— SUPPLIED RECORDS —
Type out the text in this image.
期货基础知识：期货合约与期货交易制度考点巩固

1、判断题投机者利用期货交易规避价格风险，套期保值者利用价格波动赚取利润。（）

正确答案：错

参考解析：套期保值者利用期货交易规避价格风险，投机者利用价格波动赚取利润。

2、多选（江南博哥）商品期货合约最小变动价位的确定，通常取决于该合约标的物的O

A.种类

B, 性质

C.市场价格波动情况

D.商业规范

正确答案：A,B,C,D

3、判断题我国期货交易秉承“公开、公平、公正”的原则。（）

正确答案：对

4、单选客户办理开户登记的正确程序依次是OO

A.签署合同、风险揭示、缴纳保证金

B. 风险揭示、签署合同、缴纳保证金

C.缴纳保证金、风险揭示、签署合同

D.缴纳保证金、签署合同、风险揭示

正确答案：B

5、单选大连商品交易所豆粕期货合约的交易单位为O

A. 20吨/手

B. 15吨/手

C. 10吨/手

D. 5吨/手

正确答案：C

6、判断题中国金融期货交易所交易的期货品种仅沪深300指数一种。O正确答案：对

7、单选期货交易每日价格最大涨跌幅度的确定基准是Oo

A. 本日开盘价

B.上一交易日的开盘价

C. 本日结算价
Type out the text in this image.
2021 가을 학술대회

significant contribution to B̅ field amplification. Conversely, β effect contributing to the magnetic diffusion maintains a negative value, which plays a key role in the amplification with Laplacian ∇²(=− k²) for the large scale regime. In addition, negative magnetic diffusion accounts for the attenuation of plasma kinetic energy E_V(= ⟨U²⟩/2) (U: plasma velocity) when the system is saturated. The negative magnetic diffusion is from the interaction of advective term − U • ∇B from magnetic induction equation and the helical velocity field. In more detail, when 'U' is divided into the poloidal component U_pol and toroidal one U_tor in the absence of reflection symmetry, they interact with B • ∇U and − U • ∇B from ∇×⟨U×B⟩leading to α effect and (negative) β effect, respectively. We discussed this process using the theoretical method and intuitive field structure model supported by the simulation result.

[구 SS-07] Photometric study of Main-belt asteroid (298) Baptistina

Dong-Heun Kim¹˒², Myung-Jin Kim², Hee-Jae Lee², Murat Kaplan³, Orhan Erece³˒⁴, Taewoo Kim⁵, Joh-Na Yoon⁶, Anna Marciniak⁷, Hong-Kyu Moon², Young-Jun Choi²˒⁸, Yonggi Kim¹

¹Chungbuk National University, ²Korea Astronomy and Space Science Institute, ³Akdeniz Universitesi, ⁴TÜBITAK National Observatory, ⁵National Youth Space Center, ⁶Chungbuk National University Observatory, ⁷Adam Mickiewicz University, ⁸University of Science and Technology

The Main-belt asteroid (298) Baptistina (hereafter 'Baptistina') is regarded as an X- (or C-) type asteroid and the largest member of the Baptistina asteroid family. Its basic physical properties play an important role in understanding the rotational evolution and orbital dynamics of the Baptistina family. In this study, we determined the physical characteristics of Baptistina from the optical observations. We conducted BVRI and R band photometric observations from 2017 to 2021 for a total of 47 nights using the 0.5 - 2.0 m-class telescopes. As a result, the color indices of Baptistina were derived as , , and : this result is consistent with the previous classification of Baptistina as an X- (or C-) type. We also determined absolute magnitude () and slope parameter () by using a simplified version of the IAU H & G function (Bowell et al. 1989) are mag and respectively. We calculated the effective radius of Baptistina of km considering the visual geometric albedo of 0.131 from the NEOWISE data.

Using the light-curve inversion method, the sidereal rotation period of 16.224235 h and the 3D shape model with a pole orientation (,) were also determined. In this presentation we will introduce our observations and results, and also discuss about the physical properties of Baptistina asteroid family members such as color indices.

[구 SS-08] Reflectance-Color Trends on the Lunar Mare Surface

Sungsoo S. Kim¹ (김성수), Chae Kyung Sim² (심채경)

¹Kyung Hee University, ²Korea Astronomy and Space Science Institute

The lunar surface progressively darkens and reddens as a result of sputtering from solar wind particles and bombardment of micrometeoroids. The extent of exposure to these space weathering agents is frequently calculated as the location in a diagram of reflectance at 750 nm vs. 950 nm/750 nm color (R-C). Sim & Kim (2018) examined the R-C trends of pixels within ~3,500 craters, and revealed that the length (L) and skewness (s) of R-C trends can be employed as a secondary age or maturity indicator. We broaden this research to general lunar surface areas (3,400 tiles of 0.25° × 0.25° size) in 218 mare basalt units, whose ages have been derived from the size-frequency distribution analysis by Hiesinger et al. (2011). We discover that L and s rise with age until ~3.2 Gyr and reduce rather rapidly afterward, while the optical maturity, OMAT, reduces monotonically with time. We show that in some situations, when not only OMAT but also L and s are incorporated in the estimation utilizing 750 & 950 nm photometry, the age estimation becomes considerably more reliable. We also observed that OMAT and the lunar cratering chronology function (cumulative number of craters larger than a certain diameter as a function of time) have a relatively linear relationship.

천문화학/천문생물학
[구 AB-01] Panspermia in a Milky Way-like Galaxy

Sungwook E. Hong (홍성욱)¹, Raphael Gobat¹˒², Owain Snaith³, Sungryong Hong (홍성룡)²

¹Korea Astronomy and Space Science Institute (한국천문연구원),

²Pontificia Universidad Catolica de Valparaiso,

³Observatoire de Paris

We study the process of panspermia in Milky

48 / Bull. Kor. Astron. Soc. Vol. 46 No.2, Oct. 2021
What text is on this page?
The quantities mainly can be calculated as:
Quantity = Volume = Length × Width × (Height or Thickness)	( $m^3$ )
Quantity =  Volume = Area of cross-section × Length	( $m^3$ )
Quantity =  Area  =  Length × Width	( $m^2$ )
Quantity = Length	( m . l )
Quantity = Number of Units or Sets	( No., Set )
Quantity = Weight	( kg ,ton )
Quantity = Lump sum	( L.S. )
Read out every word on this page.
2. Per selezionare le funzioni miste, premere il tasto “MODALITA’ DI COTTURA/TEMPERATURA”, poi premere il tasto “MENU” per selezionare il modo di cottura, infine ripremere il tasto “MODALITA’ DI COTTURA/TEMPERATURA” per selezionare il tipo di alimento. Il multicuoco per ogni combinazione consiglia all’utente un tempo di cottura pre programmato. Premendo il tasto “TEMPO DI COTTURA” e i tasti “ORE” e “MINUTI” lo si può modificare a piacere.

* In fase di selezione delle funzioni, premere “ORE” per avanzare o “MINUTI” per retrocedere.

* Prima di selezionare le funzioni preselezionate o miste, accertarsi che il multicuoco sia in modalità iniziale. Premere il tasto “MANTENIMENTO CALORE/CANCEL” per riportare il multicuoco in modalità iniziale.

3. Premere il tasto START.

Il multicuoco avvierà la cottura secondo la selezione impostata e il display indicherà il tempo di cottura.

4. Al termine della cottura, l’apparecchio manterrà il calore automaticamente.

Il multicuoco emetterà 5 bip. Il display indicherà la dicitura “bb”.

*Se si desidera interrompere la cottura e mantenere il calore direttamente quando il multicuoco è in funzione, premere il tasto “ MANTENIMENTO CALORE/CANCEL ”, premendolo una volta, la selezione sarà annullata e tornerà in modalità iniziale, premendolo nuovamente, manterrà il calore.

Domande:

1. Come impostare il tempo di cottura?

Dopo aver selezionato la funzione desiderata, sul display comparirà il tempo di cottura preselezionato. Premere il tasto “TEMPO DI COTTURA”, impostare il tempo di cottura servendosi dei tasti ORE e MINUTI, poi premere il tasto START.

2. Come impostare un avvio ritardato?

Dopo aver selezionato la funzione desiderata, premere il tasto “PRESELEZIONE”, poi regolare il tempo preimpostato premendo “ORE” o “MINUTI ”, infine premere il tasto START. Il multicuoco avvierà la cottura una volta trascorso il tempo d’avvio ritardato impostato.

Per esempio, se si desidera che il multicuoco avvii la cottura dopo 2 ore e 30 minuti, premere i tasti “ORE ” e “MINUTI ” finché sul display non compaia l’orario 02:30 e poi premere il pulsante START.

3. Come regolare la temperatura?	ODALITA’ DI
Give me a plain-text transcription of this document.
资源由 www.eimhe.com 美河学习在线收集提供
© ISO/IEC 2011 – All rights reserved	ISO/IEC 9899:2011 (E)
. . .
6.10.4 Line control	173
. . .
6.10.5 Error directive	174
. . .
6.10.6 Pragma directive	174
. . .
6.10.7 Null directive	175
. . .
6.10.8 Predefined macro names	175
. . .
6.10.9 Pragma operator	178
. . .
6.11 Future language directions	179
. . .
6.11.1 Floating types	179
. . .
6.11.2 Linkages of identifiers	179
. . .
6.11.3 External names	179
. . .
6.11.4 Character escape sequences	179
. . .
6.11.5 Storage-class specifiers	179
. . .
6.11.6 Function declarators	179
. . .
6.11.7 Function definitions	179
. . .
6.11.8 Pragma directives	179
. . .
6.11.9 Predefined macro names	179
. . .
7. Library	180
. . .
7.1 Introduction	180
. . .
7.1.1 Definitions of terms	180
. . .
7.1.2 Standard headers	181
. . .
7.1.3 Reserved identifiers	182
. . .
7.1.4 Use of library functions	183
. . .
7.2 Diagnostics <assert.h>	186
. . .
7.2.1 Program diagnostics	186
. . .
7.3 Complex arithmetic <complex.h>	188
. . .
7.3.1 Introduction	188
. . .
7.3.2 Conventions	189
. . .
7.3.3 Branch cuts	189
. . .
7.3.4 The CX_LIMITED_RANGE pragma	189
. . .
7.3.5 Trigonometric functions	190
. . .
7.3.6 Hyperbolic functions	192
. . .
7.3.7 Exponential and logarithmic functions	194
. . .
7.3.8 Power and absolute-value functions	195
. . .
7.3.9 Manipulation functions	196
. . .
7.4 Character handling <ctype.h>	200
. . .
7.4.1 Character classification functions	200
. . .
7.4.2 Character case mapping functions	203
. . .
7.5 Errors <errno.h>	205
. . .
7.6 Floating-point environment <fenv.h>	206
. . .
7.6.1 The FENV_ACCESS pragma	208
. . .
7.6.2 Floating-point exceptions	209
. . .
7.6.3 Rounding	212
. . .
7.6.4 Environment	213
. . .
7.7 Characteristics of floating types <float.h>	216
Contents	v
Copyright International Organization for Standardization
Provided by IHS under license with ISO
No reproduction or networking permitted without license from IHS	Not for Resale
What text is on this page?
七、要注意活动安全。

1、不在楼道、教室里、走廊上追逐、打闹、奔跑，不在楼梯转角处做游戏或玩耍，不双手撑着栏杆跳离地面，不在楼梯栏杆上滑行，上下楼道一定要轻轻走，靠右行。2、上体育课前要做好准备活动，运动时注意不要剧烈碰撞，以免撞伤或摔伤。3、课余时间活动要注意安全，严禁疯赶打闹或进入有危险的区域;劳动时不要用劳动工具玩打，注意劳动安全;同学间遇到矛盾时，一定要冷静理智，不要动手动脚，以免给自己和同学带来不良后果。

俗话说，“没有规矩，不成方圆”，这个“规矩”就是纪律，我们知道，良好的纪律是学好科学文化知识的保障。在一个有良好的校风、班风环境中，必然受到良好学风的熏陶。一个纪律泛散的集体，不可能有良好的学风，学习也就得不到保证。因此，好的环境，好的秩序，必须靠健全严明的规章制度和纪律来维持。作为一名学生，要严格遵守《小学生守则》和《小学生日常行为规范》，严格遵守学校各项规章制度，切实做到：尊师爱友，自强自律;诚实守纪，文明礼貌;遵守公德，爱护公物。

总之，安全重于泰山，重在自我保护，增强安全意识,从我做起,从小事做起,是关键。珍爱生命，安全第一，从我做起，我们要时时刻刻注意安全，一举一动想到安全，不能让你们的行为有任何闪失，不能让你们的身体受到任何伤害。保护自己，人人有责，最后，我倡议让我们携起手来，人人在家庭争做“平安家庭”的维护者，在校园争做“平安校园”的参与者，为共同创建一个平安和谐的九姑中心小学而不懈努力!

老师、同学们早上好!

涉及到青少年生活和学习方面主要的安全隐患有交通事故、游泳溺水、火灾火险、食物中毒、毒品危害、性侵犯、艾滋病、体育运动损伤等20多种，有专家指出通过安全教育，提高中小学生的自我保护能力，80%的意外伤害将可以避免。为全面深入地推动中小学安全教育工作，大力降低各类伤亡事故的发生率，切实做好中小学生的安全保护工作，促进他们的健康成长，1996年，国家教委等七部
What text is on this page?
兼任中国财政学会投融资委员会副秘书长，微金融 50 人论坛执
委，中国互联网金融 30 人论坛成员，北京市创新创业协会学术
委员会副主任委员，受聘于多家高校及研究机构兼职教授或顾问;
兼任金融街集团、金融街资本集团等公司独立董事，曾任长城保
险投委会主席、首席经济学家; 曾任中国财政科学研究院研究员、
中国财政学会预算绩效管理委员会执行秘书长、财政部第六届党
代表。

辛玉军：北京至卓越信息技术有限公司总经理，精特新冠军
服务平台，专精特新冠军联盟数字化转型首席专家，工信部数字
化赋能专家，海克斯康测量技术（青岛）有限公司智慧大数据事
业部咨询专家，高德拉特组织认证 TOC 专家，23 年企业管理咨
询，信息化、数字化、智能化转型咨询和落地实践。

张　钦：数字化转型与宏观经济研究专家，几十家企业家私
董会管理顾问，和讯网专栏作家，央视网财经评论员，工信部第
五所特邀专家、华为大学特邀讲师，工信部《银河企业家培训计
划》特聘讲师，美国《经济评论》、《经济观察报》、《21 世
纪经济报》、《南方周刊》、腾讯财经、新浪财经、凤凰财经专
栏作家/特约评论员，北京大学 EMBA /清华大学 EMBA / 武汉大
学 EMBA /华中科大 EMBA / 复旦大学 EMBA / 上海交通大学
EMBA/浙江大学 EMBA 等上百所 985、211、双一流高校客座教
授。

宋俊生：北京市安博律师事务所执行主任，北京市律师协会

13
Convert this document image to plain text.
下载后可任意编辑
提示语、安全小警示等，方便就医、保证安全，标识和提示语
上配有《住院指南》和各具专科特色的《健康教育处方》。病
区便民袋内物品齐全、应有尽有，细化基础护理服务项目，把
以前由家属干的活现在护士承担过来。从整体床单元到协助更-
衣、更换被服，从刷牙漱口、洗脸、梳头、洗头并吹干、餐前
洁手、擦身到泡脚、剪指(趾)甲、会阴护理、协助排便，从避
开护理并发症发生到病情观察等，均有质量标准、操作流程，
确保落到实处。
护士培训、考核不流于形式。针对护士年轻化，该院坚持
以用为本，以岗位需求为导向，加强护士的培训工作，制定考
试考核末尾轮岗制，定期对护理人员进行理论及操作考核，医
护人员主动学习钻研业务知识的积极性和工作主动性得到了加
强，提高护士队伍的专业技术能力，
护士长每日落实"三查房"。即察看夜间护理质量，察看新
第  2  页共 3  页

— PROBLEM DESCRIPTION —
Go through the material above and copy each line that has the word "names".

— TASK SOLUTION —
6.10.8 Predefined macro names	175
6.11.3 External names	179
6.11.9 Predefined macro names	179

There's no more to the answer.